Exercise goal:
Present every line of the data below as a numbered list, leaving out blank lines and the pictures.

(Region annotation records)
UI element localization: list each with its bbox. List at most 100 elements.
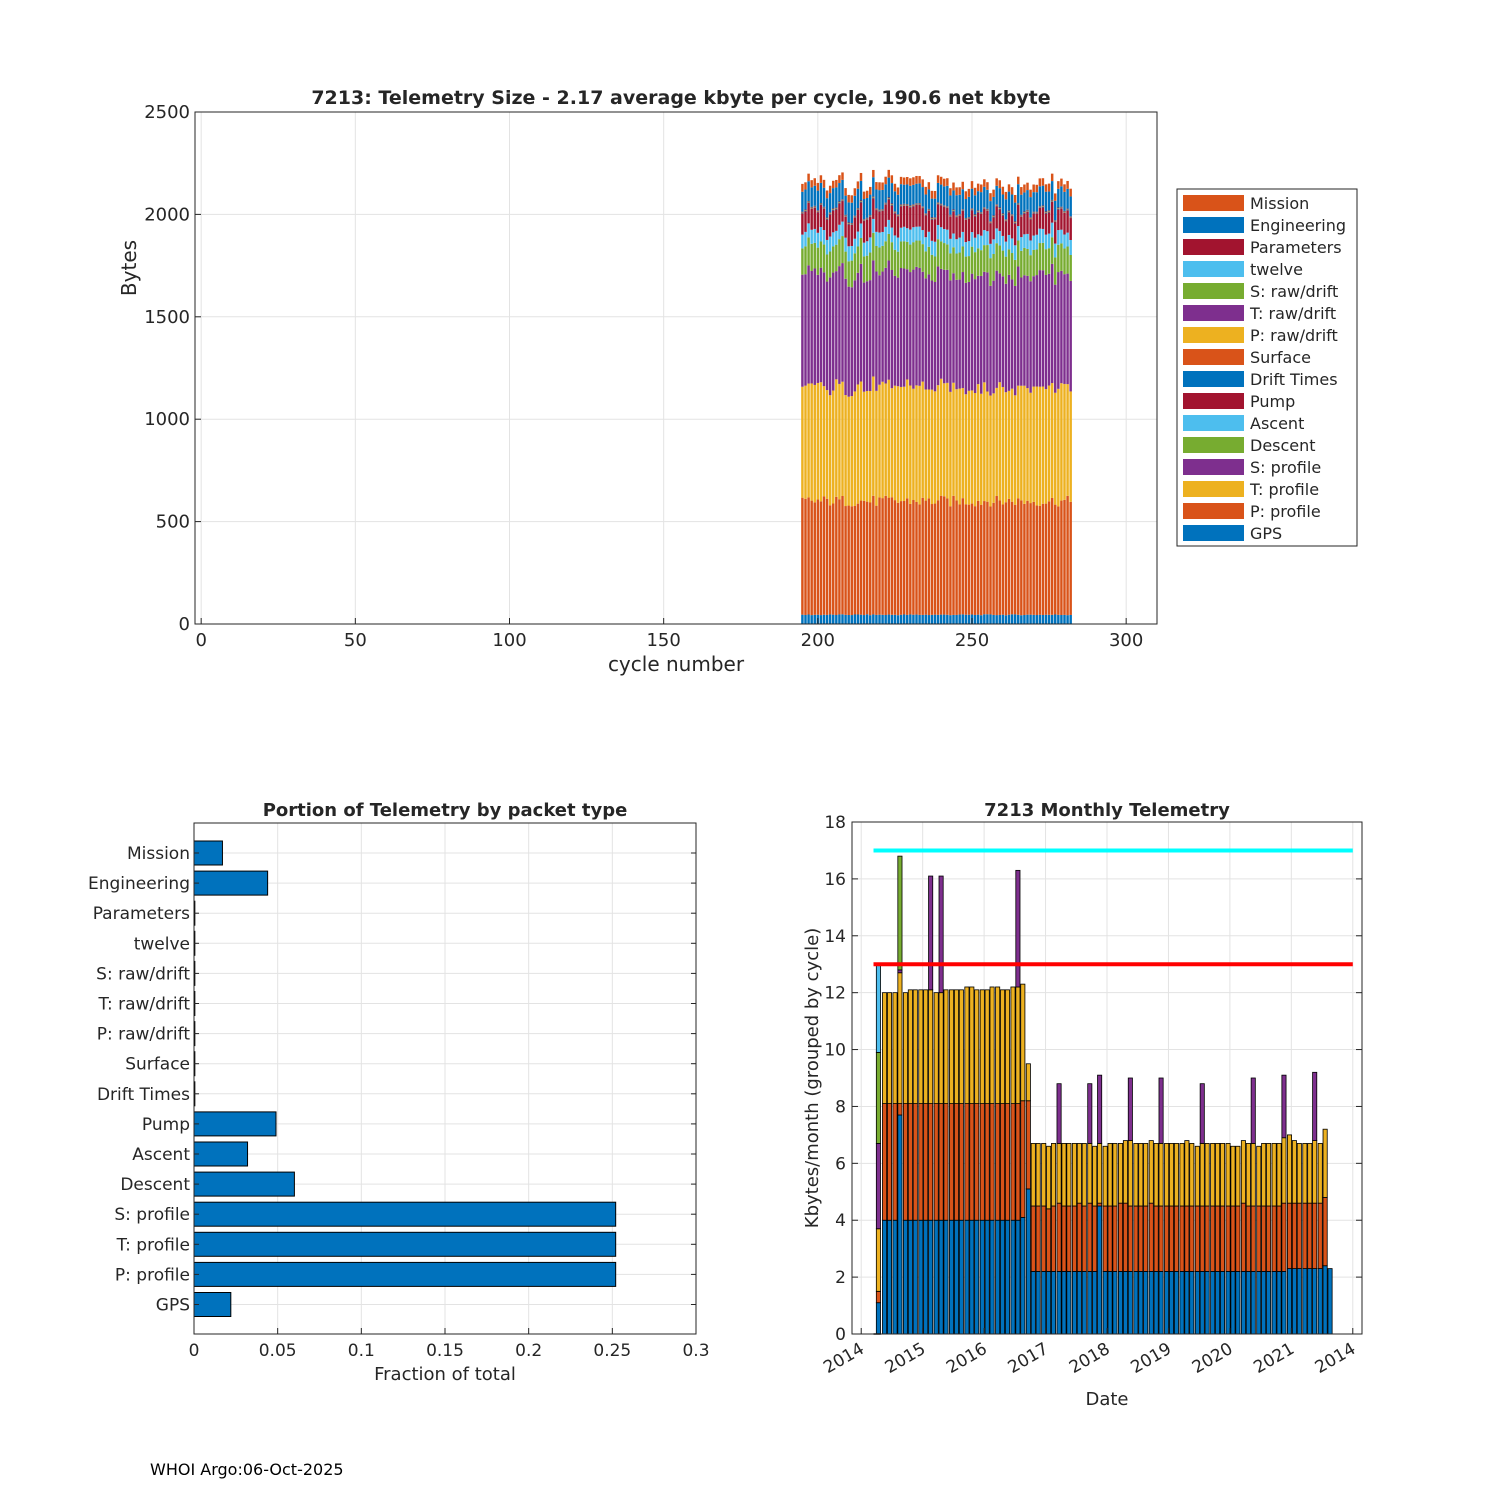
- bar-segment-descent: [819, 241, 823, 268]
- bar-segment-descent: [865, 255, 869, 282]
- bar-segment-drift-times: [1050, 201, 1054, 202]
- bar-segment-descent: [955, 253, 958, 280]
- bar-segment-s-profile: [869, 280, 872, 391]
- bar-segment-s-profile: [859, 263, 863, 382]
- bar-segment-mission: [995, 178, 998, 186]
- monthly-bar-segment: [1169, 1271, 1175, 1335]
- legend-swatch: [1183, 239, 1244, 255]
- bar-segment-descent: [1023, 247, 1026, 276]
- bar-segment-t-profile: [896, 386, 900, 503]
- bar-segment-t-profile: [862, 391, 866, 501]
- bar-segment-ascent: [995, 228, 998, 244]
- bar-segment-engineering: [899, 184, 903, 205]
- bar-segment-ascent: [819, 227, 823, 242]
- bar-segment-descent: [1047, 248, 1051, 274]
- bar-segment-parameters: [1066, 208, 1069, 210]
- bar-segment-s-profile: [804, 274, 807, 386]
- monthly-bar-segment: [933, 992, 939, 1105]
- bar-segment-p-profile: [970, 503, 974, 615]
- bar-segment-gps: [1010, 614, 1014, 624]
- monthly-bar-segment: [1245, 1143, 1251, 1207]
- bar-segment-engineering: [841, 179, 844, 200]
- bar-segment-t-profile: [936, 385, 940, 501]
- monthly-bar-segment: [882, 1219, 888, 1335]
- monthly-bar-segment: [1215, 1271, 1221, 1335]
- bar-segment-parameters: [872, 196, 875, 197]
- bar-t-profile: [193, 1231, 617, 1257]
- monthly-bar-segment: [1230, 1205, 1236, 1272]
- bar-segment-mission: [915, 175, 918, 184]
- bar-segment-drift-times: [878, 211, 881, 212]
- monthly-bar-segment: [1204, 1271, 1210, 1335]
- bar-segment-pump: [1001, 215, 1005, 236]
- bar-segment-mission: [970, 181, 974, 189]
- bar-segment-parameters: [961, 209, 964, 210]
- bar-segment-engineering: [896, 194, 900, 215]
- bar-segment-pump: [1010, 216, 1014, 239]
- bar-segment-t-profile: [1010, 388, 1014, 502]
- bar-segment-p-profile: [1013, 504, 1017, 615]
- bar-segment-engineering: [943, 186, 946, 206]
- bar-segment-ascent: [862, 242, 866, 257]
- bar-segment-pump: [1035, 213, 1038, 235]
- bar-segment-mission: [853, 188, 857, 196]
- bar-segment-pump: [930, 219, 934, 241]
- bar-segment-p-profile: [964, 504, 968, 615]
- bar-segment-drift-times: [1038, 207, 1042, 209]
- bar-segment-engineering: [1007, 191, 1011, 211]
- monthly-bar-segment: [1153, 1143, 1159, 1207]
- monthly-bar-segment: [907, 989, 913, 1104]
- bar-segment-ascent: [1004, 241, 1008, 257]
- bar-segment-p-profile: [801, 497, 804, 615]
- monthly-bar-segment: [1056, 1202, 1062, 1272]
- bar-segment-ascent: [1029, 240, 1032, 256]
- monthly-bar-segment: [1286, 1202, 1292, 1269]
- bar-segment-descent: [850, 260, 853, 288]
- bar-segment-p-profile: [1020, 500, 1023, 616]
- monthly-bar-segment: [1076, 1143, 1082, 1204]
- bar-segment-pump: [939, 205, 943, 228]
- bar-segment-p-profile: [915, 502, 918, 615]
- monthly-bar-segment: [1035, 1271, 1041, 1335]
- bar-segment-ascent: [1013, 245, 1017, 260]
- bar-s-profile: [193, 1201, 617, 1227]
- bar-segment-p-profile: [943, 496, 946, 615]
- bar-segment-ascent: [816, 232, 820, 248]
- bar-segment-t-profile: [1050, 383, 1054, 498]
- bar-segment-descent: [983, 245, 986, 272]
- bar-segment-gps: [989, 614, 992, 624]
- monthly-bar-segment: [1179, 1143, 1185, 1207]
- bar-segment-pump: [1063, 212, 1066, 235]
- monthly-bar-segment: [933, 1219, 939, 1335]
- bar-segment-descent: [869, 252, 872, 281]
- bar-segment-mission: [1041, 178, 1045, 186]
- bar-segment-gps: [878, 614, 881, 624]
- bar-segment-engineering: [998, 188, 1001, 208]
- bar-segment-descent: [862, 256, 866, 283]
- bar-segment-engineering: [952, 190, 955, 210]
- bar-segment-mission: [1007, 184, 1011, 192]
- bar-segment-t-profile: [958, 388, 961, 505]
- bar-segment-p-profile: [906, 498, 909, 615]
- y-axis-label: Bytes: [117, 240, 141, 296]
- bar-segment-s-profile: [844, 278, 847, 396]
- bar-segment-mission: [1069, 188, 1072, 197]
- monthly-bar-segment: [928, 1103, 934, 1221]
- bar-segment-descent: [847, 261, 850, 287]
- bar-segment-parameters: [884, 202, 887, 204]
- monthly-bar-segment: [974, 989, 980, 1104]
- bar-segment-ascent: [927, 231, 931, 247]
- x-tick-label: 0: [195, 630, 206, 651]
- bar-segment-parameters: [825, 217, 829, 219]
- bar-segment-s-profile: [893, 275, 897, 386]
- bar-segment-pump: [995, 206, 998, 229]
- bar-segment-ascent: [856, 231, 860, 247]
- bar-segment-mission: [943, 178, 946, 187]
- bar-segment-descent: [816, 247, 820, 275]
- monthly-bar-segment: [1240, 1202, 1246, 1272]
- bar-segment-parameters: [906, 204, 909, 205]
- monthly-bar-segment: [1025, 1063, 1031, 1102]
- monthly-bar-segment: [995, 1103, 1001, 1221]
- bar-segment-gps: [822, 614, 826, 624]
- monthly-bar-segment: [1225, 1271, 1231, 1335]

Final result:
1. UI element localization: list each with its bbox. List at most 100 elements.
2. - bar-segment-descent: [819, 241, 823, 268]
3. - bar-segment-descent: [865, 255, 869, 282]
4. - bar-segment-drift-times: [1050, 201, 1054, 202]
5. - bar-segment-descent: [955, 253, 958, 280]
6. - bar-segment-s-profile: [869, 280, 872, 391]
7. - bar-segment-s-profile: [859, 263, 863, 382]
8. - bar-segment-mission: [995, 178, 998, 186]
9. - monthly-bar-segment: [1169, 1271, 1175, 1335]
10. - legend-swatch: [1183, 239, 1244, 255]
11. - bar-segment-descent: [1023, 247, 1026, 276]
12. - bar-segment-t-profile: [896, 386, 900, 503]
13. - bar-segment-t-profile: [862, 391, 866, 501]
14. - bar-segment-ascent: [995, 228, 998, 244]
15. - bar-segment-engineering: [899, 184, 903, 205]
16. - bar-segment-ascent: [819, 227, 823, 242]
17. - bar-segment-descent: [1047, 248, 1051, 274]
18. - bar-segment-parameters: [1066, 208, 1069, 210]
19. - bar-segment-s-profile: [804, 274, 807, 386]
20. - monthly-bar-segment: [933, 992, 939, 1105]
21. - bar-segment-p-profile: [970, 503, 974, 615]
22. - bar-segment-gps: [1010, 614, 1014, 624]
23. - monthly-bar-segment: [1245, 1143, 1251, 1207]
24. - bar-segment-engineering: [841, 179, 844, 200]
25. - bar-segment-t-profile: [936, 385, 940, 501]
26. - monthly-bar-segment: [882, 1219, 888, 1335]
27. - monthly-bar-segment: [1215, 1271, 1221, 1335]
28. - bar-segment-parameters: [872, 196, 875, 197]
29. - bar-t-profile: [193, 1231, 617, 1257]
30. - monthly-bar-segment: [1230, 1205, 1236, 1272]
31. - bar-segment-mission: [915, 175, 918, 184]
32. - bar-segment-drift-times: [878, 211, 881, 212]
33. - monthly-bar-segment: [1204, 1271, 1210, 1335]
34. - bar-segment-pump: [1001, 215, 1005, 236]
35. - bar-segment-mission: [970, 181, 974, 189]
36. - bar-segment-parameters: [961, 209, 964, 210]
37. - bar-segment-engineering: [896, 194, 900, 215]
38. - bar-segment-pump: [1010, 216, 1014, 239]
39. - bar-segment-t-profile: [1010, 388, 1014, 502]
40. - bar-segment-p-profile: [1013, 504, 1017, 615]
41. - bar-segment-engineering: [943, 186, 946, 206]
42. - bar-segment-ascent: [862, 242, 866, 257]
43. - bar-segment-pump: [1035, 213, 1038, 235]
44. - bar-segment-mission: [853, 188, 857, 196]
45. - bar-segment-pump: [930, 219, 934, 241]
46. - bar-segment-p-profile: [964, 504, 968, 615]
47. - bar-segment-drift-times: [1038, 207, 1042, 209]
48. - bar-segment-engineering: [1007, 191, 1011, 211]
49. - monthly-bar-segment: [1153, 1143, 1159, 1207]
50. - monthly-bar-segment: [907, 989, 913, 1104]
51. - bar-segment-ascent: [1004, 241, 1008, 257]
52. - bar-segment-p-profile: [801, 497, 804, 615]
53. - monthly-bar-segment: [1056, 1202, 1062, 1272]
54. - bar-segment-ascent: [1029, 240, 1032, 256]
55. - monthly-bar-segment: [1286, 1202, 1292, 1269]
56. - bar-segment-descent: [850, 260, 853, 288]
57. - bar-segment-p-profile: [1020, 500, 1023, 616]
58. - monthly-bar-segment: [1076, 1143, 1082, 1204]
59. - bar-segment-pump: [939, 205, 943, 228]
60. - bar-segment-p-profile: [915, 502, 918, 615]
61. - monthly-bar-segment: [1035, 1271, 1041, 1335]
62. - bar-segment-ascent: [1013, 245, 1017, 260]
63. - bar-s-profile: [193, 1201, 617, 1227]
64. - bar-segment-p-profile: [943, 496, 946, 615]
65. - bar-segment-ascent: [816, 232, 820, 248]
66. - bar-segment-t-profile: [1050, 383, 1054, 498]
67. - bar-segment-descent: [983, 245, 986, 272]
68. - bar-segment-gps: [989, 614, 992, 624]
69. - monthly-bar-segment: [1179, 1143, 1185, 1207]
70. - bar-segment-pump: [1063, 212, 1066, 235]
71. - monthly-bar-segment: [933, 1219, 939, 1335]
72. - bar-segment-descent: [869, 252, 872, 281]
73. - bar-segment-mission: [1041, 178, 1045, 186]
74. - bar-segment-gps: [878, 614, 881, 624]
75. - bar-segment-engineering: [998, 188, 1001, 208]
76. - bar-segment-descent: [862, 256, 866, 283]
77. - bar-segment-engineering: [952, 190, 955, 210]
78. - bar-segment-mission: [1007, 184, 1011, 192]
79. - bar-segment-t-profile: [958, 388, 961, 505]
80. - bar-segment-p-profile: [906, 498, 909, 615]
81. - y-axis-label: Bytes: [117, 240, 141, 296]
82. - bar-segment-s-profile: [844, 278, 847, 396]
83. - bar-segment-mission: [1069, 188, 1072, 197]
84. - monthly-bar-segment: [928, 1103, 934, 1221]
85. - bar-segment-descent: [847, 261, 850, 287]
86. - bar-segment-parameters: [884, 202, 887, 204]
87. - monthly-bar-segment: [974, 989, 980, 1104]
88. - bar-segment-ascent: [927, 231, 931, 247]
89. - x-tick-label: 0: [195, 630, 206, 651]
90. - bar-segment-parameters: [825, 217, 829, 219]
91. - bar-segment-s-profile: [893, 275, 897, 386]
92. - bar-segment-pump: [995, 206, 998, 229]
93. - bar-segment-ascent: [856, 231, 860, 247]
94. - bar-segment-mission: [943, 178, 946, 187]
95. - bar-segment-descent: [816, 247, 820, 275]
96. - monthly-bar-segment: [1240, 1202, 1246, 1272]
97. - bar-segment-parameters: [906, 204, 909, 205]
98. - monthly-bar-segment: [1025, 1063, 1031, 1102]
99. - monthly-bar-segment: [995, 1103, 1001, 1221]
100. - bar-segment-gps: [822, 614, 826, 624]
101. - monthly-bar-segment: [1225, 1271, 1231, 1335]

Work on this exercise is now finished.